Exercise requirements. The records below are to be quoted in full; please keep every word exact.

===== Stored rows

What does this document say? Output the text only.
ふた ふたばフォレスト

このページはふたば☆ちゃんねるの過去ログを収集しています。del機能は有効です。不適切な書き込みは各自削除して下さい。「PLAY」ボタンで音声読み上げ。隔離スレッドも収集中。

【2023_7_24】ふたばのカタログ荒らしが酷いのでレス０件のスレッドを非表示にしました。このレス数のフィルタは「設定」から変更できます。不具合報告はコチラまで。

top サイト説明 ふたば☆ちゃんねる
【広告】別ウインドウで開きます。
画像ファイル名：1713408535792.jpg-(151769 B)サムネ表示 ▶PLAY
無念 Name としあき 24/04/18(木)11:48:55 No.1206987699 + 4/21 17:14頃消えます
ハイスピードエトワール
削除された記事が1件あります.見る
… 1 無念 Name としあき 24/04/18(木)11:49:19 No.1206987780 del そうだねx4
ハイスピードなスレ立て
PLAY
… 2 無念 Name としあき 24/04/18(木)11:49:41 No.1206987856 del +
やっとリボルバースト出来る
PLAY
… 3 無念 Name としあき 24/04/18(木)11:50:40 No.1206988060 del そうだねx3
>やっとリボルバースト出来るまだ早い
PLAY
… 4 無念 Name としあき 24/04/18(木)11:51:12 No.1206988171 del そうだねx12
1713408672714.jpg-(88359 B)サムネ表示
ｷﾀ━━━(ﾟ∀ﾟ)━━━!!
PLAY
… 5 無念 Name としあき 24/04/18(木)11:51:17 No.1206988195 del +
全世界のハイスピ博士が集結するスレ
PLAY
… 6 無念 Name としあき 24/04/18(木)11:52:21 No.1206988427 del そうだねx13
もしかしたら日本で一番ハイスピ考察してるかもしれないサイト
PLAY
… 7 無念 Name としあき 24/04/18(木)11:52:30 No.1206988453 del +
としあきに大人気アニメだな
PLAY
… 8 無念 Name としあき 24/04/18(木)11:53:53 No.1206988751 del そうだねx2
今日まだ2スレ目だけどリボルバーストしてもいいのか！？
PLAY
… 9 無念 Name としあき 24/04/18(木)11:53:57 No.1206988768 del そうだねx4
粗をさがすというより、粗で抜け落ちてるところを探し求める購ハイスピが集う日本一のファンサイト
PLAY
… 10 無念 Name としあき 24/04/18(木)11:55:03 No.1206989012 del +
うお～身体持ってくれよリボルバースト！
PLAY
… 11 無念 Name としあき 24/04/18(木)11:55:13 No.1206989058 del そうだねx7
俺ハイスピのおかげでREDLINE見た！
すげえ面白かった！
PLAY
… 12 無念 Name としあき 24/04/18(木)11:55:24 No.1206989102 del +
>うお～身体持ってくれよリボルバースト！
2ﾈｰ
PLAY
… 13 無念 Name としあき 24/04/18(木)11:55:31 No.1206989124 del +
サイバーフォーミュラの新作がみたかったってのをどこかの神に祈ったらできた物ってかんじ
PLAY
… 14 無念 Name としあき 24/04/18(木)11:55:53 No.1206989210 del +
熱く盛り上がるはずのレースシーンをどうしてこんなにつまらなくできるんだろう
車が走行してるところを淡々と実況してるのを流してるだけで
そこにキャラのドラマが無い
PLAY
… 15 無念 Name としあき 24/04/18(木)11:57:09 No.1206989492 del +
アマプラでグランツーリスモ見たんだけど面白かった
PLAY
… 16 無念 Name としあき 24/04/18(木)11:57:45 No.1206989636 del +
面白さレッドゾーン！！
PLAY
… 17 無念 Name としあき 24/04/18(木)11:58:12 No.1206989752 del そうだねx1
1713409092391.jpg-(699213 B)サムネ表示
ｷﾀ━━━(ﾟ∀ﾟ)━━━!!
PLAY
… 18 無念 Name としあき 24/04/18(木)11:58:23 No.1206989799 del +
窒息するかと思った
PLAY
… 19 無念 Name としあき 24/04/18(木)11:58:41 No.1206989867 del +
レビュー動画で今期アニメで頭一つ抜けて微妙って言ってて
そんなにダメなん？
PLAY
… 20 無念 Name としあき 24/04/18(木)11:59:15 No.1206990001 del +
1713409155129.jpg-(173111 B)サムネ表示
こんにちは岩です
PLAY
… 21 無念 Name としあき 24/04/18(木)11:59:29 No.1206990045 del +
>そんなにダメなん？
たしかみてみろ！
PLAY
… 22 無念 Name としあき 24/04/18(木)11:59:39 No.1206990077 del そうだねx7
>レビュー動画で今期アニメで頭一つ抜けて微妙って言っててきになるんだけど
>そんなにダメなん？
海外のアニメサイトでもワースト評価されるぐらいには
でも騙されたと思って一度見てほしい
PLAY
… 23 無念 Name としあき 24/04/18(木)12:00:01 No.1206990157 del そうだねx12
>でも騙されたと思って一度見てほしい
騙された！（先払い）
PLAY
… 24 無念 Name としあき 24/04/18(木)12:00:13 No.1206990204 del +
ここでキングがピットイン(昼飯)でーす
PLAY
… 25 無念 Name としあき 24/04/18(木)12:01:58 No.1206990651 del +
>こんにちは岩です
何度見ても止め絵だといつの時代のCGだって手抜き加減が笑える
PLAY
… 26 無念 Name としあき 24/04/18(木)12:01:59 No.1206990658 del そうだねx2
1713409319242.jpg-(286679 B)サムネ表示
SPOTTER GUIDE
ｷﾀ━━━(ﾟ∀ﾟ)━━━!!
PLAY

==========

Answer.
What does this document say? Output the text only.
ふた ふたばフォレスト

このページはふたば☆ちゃんねるの過去ログを収集しています。del機能は有効です。不適切な書き込みは各自削除して下さい。「PLAY」ボタンで音声読み上げ。隔離スレッドも収集中。

【2023_7_24】ふたばのカタログ荒らしが酷いのでレス０件のスレッドを非表示にしました。このレス数のフィルタは「設定」から変更できます。不具合報告はコチラまで。

top サイト説明 ふたば☆ちゃんねる
【広告】別ウインドウで開きます。
画像ファイル名：1713408535792.jpg-(151769 B)サムネ表示 ▶PLAY
無念 Name としあき 24/04/18(木)11:48:55 No.1206987699 + 4/21 17:14頃消えます
ハイスピードエトワール
削除された記事が1件あります.見る
… 1 無念 Name としあき 24/04/18(木)11:49:19 No.1206987780 del そうだねx4
ハイスピードなスレ立て
PLAY
… 2 無念 Name としあき 24/04/18(木)11:49:41 No.1206987856 del +
やっとリボルバースト出来る
PLAY
… 3 無念 Name としあき 24/04/18(木)11:50:40 No.1206988060 del そうだねx3
>やっとリボルバースト出来るまだ早い
PLAY
… 4 無念 Name としあき 24/04/18(木)11:51:12 No.1206988171 del そうだねx12
1713408672714.jpg-(88359 B)サムネ表示
ｷﾀ━━━(ﾟ∀ﾟ)━━━!!
PLAY
… 5 無念 Name としあき 24/04/18(木)11:51:17 No.1206988195 del +
全世界のハイスピ博士が集結するスレ
PLAY
… 6 無念 Name としあき 24/04/18(木)11:52:21 No.1206988427 del そうだねx13
もしかしたら日本で一番ハイスピ考察してるかもしれないサイト
PLAY
… 7 無念 Name としあき 24/04/18(木)11:52:30 No.1206988453 del +
としあきに大人気アニメだな
PLAY
… 8 無念 Name としあき 24/04/18(木)11:53:53 No.1206988751 del そうだねx2
今日まだ2スレ目だけどリボルバーストしてもいいのか！？
PLAY
… 9 無念 Name としあき 24/04/18(木)11:53:57 No.1206988768 del そうだねx4
粗をさがすというより、粗で抜け落ちてるところを探し求める購ハイスピが集う日本一のファンサイト
PLAY
… 10 無念 Name としあき 24/04/18(木)11:55:03 No.1206989012 del +
うお～身体持ってくれよリボルバースト！
PLAY
… 11 無念 Name としあき 24/04/18(木)11:55:13 No.1206989058 del そうだねx7
俺ハイスピのおかげでREDLINE見た！
すげえ面白かった！
PLAY
… 12 無念 Name としあき 24/04/18(木)11:55:24 No.1206989102 del +
>うお～身体持ってくれよリボルバースト！
2ﾈｰ
PLAY
… 13 無念 Name としあき 24/04/18(木)11:55:31 No.1206989124 del +
サイバーフォーミュラの新作がみたかったってのをどこかの神に祈ったらできた物ってかんじ
PLAY
… 14 無念 Name としあき 24/04/18(木)11:55:53 No.1206989210 del +
熱く盛り上がるはずのレースシーンをどうしてこんなにつまらなくできるんだろう
車が走行してるところを淡々と実況してるのを流してるだけで
そこにキャラのドラマが無い
PLAY
… 15 無念 Name としあき 24/04/18(木)11:57:09 No.1206989492 del +
アマプラでグランツーリスモ見たんだけど面白かった
PLAY
… 16 無念 Name としあき 24/04/18(木)11:57:45 No.1206989636 del +
面白さレッドゾーン！！
PLAY
… 17 無念 Name としあき 24/04/18(木)11:58:12 No.1206989752 del そうだねx1
1713409092391.jpg-(699213 B)サムネ表示
ｷﾀ━━━(ﾟ∀ﾟ)━━━!!
PLAY
… 18 無念 Name としあき 24/04/18(木)11:58:23 No.1206989799 del +
窒息するかと思った
PLAY
… 19 無念 Name としあき 24/04/18(木)11:58:41 No.1206989867 del +
レビュー動画で今期アニメで頭一つ抜けて微妙って言ってて
そんなにダメなん？
PLAY
… 20 無念 Name としあき 24/04/18(木)11:59:15 No.1206990001 del +
1713409155129.jpg-(173111 B)サムネ表示
こんにちは岩です
PLAY
… 21 無念 Name としあき 24/04/18(木)11:59:29 No.1206990045 del +
>そんなにダメなん？
たしかみてみろ！
PLAY
… 22 無念 Name としあき 24/04/18(木)11:59:39 No.1206990077 del そうだねx7
>レビュー動画で今期アニメで頭一つ抜けて微妙って言っててきになるんだけど
>そんなにダメなん？
海外のアニメサイトでもワースト評価されるぐらいには
でも騙されたと思って一度見てほしい
PLAY
… 23 無念 Name としあき 24/04/18(木)12:00:01 No.1206990157 del そうだねx12
>でも騙されたと思って一度見てほしい
騙された！（先払い）
PLAY
… 24 無念 Name としあき 24/04/18(木)12:00:13 No.1206990204 del +
ここでキングがピットイン(昼飯)でーす
PLAY
… 25 無念 Name としあき 24/04/18(木)12:01:58 No.1206990651 del +
>こんにちは岩です
何度見ても止め絵だといつの時代のCGだって手抜き加減が笑える
PLAY
… 26 無念 Name としあき 24/04/18(木)12:01:59 No.1206990658 del そうだねx2
1713409319242.jpg-(286679 B)サムネ表示
SPOTTER GUIDE
ｷﾀ━━━(ﾟ∀ﾟ)━━━!!
PLAY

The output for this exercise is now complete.